■ Do this
Copy every line of the following data that includes the string "What".

[Stored records]
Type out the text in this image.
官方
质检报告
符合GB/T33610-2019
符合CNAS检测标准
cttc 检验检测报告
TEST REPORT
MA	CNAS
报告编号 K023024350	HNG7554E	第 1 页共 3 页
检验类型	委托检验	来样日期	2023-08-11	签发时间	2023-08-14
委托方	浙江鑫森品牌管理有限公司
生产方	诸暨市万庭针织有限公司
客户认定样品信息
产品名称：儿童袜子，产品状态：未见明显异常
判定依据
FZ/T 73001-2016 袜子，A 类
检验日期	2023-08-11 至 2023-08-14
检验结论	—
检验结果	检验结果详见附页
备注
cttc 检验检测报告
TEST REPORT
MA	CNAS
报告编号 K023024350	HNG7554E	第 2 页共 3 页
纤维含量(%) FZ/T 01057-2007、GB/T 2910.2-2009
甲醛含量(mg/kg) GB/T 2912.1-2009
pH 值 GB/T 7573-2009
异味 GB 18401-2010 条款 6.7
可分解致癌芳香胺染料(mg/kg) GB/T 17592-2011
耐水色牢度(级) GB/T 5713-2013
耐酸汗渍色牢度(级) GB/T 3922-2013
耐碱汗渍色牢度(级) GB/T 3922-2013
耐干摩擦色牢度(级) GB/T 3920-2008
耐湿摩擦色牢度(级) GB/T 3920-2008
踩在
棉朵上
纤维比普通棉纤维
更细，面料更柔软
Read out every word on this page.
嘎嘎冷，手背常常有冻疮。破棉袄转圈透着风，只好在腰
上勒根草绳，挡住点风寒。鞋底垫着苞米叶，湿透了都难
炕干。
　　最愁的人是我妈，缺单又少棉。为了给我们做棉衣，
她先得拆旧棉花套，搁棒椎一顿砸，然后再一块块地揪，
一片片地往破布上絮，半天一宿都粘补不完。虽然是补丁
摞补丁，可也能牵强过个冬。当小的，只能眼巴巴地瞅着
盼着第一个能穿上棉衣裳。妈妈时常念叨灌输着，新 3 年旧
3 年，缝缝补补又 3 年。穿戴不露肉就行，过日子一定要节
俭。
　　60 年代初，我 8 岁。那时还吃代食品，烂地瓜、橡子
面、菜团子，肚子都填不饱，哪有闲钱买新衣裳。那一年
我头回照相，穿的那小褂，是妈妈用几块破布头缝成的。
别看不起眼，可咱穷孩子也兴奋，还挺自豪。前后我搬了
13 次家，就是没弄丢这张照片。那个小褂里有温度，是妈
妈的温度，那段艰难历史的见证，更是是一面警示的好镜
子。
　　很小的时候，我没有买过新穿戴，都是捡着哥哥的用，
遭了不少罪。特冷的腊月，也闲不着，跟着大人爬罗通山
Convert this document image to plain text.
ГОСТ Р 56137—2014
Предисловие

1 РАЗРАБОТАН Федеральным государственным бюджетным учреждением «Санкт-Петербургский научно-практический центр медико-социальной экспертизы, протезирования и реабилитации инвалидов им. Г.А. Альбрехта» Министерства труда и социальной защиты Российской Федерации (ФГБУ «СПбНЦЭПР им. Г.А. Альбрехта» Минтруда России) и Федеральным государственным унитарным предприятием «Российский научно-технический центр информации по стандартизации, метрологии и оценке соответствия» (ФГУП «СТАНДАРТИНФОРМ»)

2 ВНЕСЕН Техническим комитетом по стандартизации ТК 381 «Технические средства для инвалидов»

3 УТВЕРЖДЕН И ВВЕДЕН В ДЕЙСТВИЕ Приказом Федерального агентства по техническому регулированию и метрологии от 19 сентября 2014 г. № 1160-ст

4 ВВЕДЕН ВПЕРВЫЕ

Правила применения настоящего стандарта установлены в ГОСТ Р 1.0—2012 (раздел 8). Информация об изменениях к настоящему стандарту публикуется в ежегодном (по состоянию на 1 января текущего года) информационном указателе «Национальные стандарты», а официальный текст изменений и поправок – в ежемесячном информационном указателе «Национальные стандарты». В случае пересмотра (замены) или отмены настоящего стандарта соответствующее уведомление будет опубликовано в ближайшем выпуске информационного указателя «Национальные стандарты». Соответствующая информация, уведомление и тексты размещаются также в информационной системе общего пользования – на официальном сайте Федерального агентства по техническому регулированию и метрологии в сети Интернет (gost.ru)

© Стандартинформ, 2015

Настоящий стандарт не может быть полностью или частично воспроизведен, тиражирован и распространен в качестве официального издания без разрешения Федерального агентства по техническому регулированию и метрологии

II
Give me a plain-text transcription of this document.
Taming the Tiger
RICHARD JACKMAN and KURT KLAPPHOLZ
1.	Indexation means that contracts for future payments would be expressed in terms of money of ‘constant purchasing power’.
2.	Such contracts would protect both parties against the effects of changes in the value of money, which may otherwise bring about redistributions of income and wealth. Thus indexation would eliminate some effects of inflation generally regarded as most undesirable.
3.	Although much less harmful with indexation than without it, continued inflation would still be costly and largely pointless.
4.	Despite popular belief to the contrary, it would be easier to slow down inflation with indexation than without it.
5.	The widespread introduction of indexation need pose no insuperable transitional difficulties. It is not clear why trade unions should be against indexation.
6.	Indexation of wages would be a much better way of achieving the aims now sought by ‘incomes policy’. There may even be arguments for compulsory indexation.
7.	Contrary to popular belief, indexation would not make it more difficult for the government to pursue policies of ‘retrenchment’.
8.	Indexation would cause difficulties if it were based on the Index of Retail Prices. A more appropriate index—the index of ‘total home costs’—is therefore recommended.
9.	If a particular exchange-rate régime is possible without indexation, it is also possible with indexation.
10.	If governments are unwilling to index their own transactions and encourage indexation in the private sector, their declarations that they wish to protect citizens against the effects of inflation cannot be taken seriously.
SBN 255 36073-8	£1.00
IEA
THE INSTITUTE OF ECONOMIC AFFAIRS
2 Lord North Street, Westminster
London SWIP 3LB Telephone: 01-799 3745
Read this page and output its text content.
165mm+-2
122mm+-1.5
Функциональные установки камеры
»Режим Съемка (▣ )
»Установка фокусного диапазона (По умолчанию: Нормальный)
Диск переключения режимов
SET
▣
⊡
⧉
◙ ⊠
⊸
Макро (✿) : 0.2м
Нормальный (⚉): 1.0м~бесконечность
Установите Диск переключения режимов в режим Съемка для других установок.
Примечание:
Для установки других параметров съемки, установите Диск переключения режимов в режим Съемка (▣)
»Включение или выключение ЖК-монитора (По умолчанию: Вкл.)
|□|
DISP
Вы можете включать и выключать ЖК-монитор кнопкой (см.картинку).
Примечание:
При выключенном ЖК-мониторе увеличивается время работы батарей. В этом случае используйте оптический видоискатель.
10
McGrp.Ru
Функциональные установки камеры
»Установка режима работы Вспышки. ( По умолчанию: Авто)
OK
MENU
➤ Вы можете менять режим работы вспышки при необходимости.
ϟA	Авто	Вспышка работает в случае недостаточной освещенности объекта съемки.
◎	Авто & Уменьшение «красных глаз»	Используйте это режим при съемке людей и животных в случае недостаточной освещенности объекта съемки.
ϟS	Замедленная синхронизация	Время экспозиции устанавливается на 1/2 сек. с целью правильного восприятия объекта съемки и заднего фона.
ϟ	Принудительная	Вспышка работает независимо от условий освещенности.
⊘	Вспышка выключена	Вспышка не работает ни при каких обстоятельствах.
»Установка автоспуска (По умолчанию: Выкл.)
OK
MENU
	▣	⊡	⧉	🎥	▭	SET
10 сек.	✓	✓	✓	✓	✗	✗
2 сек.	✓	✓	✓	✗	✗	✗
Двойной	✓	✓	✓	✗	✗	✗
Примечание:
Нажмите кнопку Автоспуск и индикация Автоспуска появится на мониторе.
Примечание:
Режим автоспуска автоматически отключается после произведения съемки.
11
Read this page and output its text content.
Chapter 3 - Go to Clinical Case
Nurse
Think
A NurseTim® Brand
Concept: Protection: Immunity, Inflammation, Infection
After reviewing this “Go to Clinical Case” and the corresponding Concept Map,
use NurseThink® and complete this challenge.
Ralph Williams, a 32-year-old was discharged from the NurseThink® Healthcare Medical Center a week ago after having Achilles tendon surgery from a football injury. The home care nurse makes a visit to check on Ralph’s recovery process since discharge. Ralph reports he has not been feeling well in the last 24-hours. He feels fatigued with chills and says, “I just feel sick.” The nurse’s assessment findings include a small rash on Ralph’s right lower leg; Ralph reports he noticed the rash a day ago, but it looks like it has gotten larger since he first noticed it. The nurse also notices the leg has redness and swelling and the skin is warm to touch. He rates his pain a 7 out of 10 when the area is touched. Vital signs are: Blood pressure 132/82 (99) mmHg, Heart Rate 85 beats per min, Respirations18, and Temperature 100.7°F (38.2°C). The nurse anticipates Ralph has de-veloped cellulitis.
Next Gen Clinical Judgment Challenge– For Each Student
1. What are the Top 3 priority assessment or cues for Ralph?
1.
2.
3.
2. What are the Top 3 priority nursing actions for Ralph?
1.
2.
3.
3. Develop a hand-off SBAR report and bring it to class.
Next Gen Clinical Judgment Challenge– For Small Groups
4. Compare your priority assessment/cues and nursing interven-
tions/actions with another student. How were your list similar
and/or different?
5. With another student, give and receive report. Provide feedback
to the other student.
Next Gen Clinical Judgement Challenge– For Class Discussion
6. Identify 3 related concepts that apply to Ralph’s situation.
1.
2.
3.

■ Task answer
1. What are the Top 3 priority assessment or cues for Ralph?
2. What are the Top 3 priority nursing actions for Ralph?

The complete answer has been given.